====== SUPPLIED INFORMATION

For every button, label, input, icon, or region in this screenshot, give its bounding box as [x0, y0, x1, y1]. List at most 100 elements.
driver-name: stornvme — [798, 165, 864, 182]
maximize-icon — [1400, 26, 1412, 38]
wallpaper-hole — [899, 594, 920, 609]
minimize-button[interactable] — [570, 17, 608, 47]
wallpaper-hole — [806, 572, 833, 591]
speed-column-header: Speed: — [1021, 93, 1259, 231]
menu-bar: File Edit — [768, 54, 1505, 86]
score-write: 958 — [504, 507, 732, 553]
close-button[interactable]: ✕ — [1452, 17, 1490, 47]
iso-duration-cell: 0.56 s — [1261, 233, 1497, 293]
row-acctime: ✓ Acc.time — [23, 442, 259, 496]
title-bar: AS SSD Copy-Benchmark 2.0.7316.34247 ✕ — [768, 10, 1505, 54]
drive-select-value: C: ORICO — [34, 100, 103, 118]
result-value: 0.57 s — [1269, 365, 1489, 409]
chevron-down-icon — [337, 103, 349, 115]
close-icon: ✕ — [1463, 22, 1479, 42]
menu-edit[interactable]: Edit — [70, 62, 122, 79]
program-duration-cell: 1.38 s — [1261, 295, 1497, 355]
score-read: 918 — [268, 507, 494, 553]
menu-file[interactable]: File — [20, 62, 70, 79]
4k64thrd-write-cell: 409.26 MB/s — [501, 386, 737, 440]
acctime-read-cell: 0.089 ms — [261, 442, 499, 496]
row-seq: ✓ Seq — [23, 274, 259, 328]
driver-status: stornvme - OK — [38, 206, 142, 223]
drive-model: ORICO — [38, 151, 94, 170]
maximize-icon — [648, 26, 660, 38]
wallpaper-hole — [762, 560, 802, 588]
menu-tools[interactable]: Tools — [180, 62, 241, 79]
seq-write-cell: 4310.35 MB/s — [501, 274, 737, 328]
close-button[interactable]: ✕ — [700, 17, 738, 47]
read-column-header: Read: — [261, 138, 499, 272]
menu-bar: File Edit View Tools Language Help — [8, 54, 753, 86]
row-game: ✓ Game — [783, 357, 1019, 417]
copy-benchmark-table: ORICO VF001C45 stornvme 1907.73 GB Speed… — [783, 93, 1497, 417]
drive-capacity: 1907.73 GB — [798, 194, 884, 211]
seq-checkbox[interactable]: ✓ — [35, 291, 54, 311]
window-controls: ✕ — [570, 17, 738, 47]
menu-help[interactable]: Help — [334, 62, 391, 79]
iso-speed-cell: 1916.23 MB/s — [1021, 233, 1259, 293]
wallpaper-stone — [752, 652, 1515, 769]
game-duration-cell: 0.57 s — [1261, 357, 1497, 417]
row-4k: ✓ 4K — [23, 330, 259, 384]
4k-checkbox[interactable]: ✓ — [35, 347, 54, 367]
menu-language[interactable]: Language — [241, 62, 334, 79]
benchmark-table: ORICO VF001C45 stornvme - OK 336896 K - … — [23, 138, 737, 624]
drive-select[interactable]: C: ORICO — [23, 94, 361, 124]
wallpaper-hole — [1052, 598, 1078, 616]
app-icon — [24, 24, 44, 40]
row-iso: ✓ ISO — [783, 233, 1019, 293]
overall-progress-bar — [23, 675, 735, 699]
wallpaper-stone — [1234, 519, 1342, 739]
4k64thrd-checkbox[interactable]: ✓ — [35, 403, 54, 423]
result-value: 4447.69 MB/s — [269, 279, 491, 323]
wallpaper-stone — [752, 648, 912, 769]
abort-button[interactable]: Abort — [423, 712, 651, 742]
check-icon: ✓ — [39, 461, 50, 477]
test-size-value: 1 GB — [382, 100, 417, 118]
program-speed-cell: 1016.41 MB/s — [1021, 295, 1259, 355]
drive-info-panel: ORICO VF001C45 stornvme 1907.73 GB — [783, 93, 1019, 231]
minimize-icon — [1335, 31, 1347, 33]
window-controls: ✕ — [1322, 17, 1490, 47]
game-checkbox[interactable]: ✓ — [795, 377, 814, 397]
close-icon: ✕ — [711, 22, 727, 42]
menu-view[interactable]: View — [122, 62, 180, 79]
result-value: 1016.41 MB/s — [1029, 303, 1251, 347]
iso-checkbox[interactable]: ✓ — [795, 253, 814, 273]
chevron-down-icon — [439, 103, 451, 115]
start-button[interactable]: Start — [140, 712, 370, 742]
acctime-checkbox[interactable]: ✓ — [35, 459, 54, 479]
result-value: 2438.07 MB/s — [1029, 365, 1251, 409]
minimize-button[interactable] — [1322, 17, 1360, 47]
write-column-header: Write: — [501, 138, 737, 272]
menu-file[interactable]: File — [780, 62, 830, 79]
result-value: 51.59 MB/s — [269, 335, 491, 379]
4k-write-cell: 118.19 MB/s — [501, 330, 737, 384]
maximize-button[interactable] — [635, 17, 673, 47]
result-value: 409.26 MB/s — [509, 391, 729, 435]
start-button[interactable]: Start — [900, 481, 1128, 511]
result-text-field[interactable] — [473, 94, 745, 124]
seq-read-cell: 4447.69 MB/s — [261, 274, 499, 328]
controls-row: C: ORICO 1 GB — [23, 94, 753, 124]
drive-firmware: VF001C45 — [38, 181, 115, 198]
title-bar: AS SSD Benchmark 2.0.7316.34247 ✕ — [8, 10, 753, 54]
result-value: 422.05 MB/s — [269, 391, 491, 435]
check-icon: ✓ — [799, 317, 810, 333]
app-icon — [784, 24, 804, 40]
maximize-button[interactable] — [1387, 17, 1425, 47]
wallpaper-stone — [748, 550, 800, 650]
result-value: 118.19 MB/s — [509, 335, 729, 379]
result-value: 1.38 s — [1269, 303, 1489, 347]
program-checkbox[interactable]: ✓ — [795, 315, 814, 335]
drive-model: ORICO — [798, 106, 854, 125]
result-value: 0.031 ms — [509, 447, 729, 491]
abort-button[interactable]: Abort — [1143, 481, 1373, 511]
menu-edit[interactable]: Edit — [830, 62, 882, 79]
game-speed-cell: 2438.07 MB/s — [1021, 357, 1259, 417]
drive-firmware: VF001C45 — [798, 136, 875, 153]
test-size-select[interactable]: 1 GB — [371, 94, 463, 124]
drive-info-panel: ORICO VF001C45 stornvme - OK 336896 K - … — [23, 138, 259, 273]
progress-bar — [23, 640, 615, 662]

============

WHAT THE TASK REQUIRES
Reproduce these lines verbatim, from the first to the last.

WRITTEN RESPONSE
For every button, label, input, icon, or region in this screenshot, give its bounding box as [x0, y0, x1, y1]. List at most 100 elements.
driver-name: stornvme — [798, 165, 864, 182]
maximize-icon — [1400, 26, 1412, 38]
wallpaper-hole — [899, 594, 920, 609]
minimize-button[interactable] — [570, 17, 608, 47]
wallpaper-hole — [806, 572, 833, 591]
speed-column-header: Speed: — [1021, 93, 1259, 231]
menu-bar: File Edit — [768, 54, 1505, 86]
score-write: 958 — [504, 507, 732, 553]
close-button[interactable]: ✕ — [1452, 17, 1490, 47]
iso-duration-cell: 0.56 s — [1261, 233, 1497, 293]
row-acctime: ✓ Acc.time — [23, 442, 259, 496]
title-bar: AS SSD Copy-Benchmark 2.0.7316.34247 ✕ — [768, 10, 1505, 54]
drive-select-value: C: ORICO — [34, 100, 103, 118]
result-value: 0.57 s — [1269, 365, 1489, 409]
chevron-down-icon — [337, 103, 349, 115]
close-icon: ✕ — [1463, 22, 1479, 42]
menu-edit[interactable]: Edit — [70, 62, 122, 79]
program-duration-cell: 1.38 s — [1261, 295, 1497, 355]
score-read: 918 — [268, 507, 494, 553]
menu-file[interactable]: File — [20, 62, 70, 79]
4k64thrd-write-cell: 409.26 MB/s — [501, 386, 737, 440]
acctime-read-cell: 0.089 ms — [261, 442, 499, 496]
row-seq: ✓ Seq — [23, 274, 259, 328]
driver-status: stornvme - OK — [38, 206, 142, 223]
drive-model: ORICO — [38, 151, 94, 170]
maximize-icon — [648, 26, 660, 38]
wallpaper-hole — [762, 560, 802, 588]
menu-tools[interactable]: Tools — [180, 62, 241, 79]
seq-write-cell: 4310.35 MB/s — [501, 274, 737, 328]
close-button[interactable]: ✕ — [700, 17, 738, 47]
read-column-header: Read: — [261, 138, 499, 272]
menu-bar: File Edit View Tools Language Help — [8, 54, 753, 86]
row-game: ✓ Game — [783, 357, 1019, 417]
copy-benchmark-table: ORICO VF001C45 stornvme 1907.73 GB Speed… — [783, 93, 1497, 417]
drive-capacity: 1907.73 GB — [798, 194, 884, 211]
seq-checkbox[interactable]: ✓ — [35, 291, 54, 311]
window-controls: ✕ — [570, 17, 738, 47]
menu-help[interactable]: Help — [334, 62, 391, 79]
iso-speed-cell: 1916.23 MB/s — [1021, 233, 1259, 293]
wallpaper-stone — [752, 652, 1515, 769]
game-duration-cell: 0.57 s — [1261, 357, 1497, 417]
row-4k: ✓ 4K — [23, 330, 259, 384]
4k-checkbox[interactable]: ✓ — [35, 347, 54, 367]
menu-language[interactable]: Language — [241, 62, 334, 79]
benchmark-table: ORICO VF001C45 stornvme - OK 336896 K - … — [23, 138, 737, 624]
drive-select[interactable]: C: ORICO — [23, 94, 361, 124]
wallpaper-hole — [1052, 598, 1078, 616]
app-icon — [24, 24, 44, 40]
row-iso: ✓ ISO — [783, 233, 1019, 293]
overall-progress-bar — [23, 675, 735, 699]
wallpaper-stone — [1234, 519, 1342, 739]
4k64thrd-checkbox[interactable]: ✓ — [35, 403, 54, 423]
result-value: 4447.69 MB/s — [269, 279, 491, 323]
wallpaper-stone — [752, 648, 912, 769]
abort-button[interactable]: Abort — [423, 712, 651, 742]
check-icon: ✓ — [39, 461, 50, 477]
test-size-value: 1 GB — [382, 100, 417, 118]
program-speed-cell: 1016.41 MB/s — [1021, 295, 1259, 355]
drive-info-panel: ORICO VF001C45 stornvme 1907.73 GB — [783, 93, 1019, 231]
minimize-icon — [1335, 31, 1347, 33]
window-controls: ✕ — [1322, 17, 1490, 47]
game-checkbox[interactable]: ✓ — [795, 377, 814, 397]
close-icon: ✕ — [711, 22, 727, 42]
menu-view[interactable]: View — [122, 62, 180, 79]
result-value: 1016.41 MB/s — [1029, 303, 1251, 347]
iso-checkbox[interactable]: ✓ — [795, 253, 814, 273]
chevron-down-icon — [439, 103, 451, 115]
start-button[interactable]: Start — [140, 712, 370, 742]
acctime-checkbox[interactable]: ✓ — [35, 459, 54, 479]
result-value: 2438.07 MB/s — [1029, 365, 1251, 409]
minimize-button[interactable] — [1322, 17, 1360, 47]
write-column-header: Write: — [501, 138, 737, 272]
menu-file[interactable]: File — [780, 62, 830, 79]
result-value: 51.59 MB/s — [269, 335, 491, 379]
4k-write-cell: 118.19 MB/s — [501, 330, 737, 384]
maximize-button[interactable] — [635, 17, 673, 47]
result-value: 409.26 MB/s — [509, 391, 729, 435]
start-button[interactable]: Start — [900, 481, 1128, 511]
result-text-field[interactable] — [473, 94, 745, 124]
seq-read-cell: 4447.69 MB/s — [261, 274, 499, 328]
controls-row: C: ORICO 1 GB — [23, 94, 753, 124]
drive-firmware: VF001C45 — [38, 181, 115, 198]
title-bar: AS SSD Benchmark 2.0.7316.34247 ✕ — [8, 10, 753, 54]
result-value: 422.05 MB/s — [269, 391, 491, 435]
check-icon: ✓ — [799, 317, 810, 333]
app-icon — [784, 24, 804, 40]
maximize-button[interactable] — [1387, 17, 1425, 47]
wallpaper-stone — [748, 550, 800, 650]
result-value: 118.19 MB/s — [509, 335, 729, 379]
result-value: 1.38 s — [1269, 303, 1489, 347]
program-checkbox[interactable]: ✓ — [795, 315, 814, 335]
drive-model: ORICO — [798, 106, 854, 125]
result-value: 0.031 ms — [509, 447, 729, 491]
abort-button[interactable]: Abort — [1143, 481, 1373, 511]
menu-edit[interactable]: Edit — [830, 62, 882, 79]
game-speed-cell: 2438.07 MB/s — [1021, 357, 1259, 417]
drive-firmware: VF001C45 — [798, 136, 875, 153]
test-size-select[interactable]: 1 GB — [371, 94, 463, 124]
drive-info-panel: ORICO VF001C45 stornvme - OK 336896 K - … — [23, 138, 259, 273]
progress-bar — [23, 640, 615, 662]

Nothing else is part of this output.